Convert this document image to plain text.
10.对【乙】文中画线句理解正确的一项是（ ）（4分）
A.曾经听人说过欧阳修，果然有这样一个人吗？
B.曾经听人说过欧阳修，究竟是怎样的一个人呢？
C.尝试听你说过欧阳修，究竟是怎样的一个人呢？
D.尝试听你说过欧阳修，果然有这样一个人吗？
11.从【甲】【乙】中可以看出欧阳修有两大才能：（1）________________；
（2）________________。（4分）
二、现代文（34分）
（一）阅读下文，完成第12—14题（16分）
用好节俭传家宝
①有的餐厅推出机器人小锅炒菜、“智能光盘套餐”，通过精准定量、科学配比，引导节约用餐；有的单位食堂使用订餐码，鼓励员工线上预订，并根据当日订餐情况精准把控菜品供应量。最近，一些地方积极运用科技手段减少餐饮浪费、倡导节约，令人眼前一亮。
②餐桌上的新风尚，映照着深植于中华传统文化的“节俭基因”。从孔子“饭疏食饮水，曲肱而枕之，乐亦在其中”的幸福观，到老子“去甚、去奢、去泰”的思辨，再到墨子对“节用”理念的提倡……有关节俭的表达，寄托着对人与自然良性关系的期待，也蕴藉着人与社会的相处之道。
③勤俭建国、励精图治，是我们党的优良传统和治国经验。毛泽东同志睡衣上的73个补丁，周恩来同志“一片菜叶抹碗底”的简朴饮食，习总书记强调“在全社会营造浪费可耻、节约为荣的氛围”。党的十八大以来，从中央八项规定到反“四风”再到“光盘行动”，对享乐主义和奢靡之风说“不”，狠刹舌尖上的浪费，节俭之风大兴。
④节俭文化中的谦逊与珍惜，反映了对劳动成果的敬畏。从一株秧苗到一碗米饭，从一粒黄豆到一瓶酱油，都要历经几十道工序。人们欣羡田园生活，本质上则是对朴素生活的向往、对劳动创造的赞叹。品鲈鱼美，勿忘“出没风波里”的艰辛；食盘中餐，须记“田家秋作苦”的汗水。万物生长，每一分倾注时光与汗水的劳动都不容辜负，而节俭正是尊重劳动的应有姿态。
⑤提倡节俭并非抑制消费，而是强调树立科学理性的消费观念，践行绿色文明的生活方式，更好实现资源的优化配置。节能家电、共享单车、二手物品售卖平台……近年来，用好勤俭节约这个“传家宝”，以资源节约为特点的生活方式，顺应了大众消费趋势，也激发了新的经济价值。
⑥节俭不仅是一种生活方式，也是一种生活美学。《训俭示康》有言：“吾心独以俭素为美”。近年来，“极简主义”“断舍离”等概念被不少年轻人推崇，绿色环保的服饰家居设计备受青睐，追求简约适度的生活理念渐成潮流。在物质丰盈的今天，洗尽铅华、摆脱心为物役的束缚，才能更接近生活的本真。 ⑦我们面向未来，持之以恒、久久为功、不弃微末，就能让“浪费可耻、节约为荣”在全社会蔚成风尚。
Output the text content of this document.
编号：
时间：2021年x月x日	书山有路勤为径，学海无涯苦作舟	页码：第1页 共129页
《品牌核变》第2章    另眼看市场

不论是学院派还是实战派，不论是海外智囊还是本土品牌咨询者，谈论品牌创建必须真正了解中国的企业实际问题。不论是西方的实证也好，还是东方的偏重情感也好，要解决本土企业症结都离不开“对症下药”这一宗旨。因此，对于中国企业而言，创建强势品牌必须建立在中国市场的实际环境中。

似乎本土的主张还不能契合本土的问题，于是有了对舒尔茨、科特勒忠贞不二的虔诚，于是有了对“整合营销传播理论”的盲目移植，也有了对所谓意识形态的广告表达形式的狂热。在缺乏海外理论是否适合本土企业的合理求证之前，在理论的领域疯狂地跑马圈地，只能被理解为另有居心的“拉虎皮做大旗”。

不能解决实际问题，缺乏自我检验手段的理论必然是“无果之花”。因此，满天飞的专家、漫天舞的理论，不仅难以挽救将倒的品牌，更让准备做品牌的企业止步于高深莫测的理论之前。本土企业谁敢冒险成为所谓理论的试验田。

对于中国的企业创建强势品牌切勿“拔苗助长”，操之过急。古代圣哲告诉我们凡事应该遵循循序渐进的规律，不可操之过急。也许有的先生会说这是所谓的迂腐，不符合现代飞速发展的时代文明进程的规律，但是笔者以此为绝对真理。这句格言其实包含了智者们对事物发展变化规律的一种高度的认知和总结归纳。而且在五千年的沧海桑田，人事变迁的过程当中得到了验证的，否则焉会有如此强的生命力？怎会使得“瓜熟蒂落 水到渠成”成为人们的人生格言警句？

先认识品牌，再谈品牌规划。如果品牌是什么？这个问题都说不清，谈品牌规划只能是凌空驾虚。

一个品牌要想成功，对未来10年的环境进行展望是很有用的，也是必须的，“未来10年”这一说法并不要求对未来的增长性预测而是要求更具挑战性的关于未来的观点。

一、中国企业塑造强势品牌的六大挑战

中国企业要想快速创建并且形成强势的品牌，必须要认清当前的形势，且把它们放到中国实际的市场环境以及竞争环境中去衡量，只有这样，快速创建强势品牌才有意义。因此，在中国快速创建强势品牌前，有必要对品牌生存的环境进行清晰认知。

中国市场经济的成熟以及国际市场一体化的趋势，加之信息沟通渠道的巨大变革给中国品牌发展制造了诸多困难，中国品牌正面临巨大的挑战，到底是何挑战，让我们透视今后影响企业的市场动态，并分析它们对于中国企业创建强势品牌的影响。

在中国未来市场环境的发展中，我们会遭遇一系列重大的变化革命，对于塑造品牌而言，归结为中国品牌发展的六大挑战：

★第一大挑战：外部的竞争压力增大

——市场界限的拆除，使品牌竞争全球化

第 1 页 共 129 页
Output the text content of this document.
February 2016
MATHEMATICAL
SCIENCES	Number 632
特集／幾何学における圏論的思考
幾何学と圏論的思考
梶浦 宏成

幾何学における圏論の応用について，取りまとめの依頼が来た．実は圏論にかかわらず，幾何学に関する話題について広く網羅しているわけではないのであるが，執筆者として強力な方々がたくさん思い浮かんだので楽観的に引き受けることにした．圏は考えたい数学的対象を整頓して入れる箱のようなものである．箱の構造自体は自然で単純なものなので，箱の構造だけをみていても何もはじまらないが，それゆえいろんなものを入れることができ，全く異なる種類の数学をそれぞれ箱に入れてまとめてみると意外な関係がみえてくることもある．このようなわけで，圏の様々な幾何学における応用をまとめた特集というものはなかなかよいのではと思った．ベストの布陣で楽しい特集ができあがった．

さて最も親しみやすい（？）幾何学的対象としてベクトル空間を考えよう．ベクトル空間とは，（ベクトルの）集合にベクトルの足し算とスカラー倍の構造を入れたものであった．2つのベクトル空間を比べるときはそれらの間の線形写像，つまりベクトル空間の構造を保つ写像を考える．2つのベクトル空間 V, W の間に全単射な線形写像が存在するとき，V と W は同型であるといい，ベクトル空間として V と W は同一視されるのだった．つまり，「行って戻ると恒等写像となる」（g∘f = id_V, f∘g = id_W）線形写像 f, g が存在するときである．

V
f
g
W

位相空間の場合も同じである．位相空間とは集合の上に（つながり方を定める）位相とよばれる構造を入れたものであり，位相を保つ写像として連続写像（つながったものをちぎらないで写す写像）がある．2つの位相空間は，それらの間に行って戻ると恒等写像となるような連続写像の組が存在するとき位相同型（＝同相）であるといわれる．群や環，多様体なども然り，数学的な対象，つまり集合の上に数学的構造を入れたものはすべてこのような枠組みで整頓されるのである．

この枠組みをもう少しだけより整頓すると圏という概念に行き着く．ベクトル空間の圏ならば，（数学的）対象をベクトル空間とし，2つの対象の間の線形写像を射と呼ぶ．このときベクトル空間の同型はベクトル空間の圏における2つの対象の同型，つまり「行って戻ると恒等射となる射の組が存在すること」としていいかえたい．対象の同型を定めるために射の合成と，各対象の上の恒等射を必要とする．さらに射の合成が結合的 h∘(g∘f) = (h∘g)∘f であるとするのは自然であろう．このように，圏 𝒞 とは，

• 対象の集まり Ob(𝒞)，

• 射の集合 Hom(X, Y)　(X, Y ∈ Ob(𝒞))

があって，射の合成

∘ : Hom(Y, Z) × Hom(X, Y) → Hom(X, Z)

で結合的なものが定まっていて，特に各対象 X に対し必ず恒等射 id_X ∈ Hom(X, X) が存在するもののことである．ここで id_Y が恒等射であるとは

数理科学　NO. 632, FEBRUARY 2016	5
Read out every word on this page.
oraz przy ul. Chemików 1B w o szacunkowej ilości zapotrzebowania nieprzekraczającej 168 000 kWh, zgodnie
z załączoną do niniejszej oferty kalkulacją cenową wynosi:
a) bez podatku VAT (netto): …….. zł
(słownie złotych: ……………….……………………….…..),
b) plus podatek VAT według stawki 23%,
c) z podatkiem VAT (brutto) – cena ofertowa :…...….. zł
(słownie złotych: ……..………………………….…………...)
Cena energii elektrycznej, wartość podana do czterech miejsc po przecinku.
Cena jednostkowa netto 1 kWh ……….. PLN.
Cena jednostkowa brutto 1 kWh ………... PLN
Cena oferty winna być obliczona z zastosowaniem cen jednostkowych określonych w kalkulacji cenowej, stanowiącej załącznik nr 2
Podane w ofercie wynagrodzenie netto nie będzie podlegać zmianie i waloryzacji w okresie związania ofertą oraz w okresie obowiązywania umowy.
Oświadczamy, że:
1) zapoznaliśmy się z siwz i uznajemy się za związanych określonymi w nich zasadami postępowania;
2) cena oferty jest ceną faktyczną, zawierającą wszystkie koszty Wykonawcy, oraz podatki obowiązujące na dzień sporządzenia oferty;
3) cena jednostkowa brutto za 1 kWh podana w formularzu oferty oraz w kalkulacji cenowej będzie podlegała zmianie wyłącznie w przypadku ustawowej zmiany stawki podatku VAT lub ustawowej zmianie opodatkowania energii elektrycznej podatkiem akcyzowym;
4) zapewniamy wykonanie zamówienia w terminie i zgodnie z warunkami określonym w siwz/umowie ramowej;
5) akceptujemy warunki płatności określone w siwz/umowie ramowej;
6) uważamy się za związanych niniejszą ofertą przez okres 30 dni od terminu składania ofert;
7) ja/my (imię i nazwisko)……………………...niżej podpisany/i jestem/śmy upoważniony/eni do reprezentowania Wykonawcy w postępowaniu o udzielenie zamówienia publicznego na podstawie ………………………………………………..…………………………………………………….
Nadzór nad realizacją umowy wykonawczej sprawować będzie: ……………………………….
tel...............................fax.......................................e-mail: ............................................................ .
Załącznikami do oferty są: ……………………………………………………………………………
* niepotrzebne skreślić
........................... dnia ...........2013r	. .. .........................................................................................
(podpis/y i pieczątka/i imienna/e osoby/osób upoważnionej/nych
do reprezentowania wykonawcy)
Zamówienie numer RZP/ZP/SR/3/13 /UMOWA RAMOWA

- - - - - - -

WHAT YOU ARE ASKED TO DO:
Using the material above, copy every line in which the string "energii" occurs.

RESPONSE BELOW:
Cena energii elektrycznej, wartość podana do czterech miejsc po przecinku.
3) cena jednostkowa brutto za 1 kWh podana w formularzu oferty oraz w kalkulacji cenowej będzie podlegała zmianie wyłącznie w przypadku ustawowej zmiany stawki podatku VAT lub ustawowej zmianie opodatkowania energii elektrycznej podatkiem akcyzowym;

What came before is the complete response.